↓

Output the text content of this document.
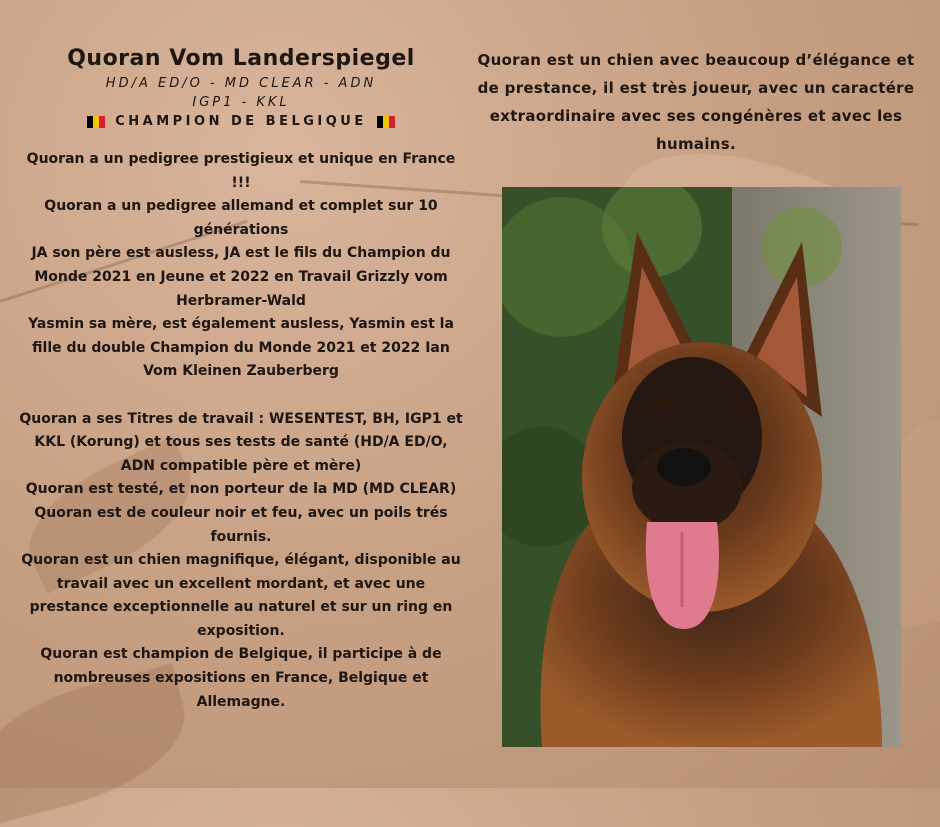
Quoran Vom Landerspiegel
HD/A ED/O - MD CLEAR - ADN
IGP1 - KKL
CHAMPION DE BELGIQUE

Quoran a un pedigree prestigieux et unique en France !!!

Quoran a un pedigree allemand et complet sur 10 générations

JA son père est ausless, JA est le fils du Champion du Monde 2021 en Jeune et 2022 en Travail Grizzly vom Herbramer-Wald

Yasmin sa mère, est également ausless, Yasmin est la fille du double Champion du Monde 2021 et 2022 Ian Vom Kleinen Zauberberg

Quoran a ses Titres de travail : WESENTEST, BH, IGP1 et KKL (Korung) et tous ses tests de santé (HD/A ED/O, ADN compatible père et mère)

Quoran est testé, et non porteur de la MD (MD CLEAR)

Quoran est de couleur noir et feu, avec un poils trés fournis.

Quoran est un chien magnifique, élégant, disponible au travail avec un excellent mordant, et avec une prestance exceptionnelle au naturel et sur un ring en exposition.

Quoran est champion de Belgique, il participe à de nombreuses expositions en France, Belgique et Allemagne.

Quoran est un chien avec beaucoup d’élégance et de prestance, il est très joueur, avec un caractére extraordinaire avec ses congénères et avec les humains.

↑

Write out the material above once more, exactly as it reads, with no pictures.

» CORRECT RESPONSE
Output the text content of this document.
Quoran Vom Landerspiegel
HD/A ED/O - MD CLEAR - ADN
IGP1 - KKL
CHAMPION DE BELGIQUE

Quoran a un pedigree prestigieux et unique en France !!!

Quoran a un pedigree allemand et complet sur 10 générations

JA son père est ausless, JA est le fils du Champion du Monde 2021 en Jeune et 2022 en Travail Grizzly vom Herbramer-Wald

Yasmin sa mère, est également ausless, Yasmin est la fille du double Champion du Monde 2021 et 2022 Ian Vom Kleinen Zauberberg

Quoran a ses Titres de travail : WESENTEST, BH, IGP1 et KKL (Korung) et tous ses tests de santé (HD/A ED/O, ADN compatible père et mère)

Quoran est testé, et non porteur de la MD (MD CLEAR)

Quoran est de couleur noir et feu, avec un poils trés fournis.

Quoran est un chien magnifique, élégant, disponible au travail avec un excellent mordant, et avec une prestance exceptionnelle au naturel et sur un ring en exposition.

Quoran est champion de Belgique, il participe à de nombreuses expositions en France, Belgique et Allemagne.

Quoran est un chien avec beaucoup d’élégance et de prestance, il est très joueur, avec un caractére extraordinaire avec ses congénères et avec les humains.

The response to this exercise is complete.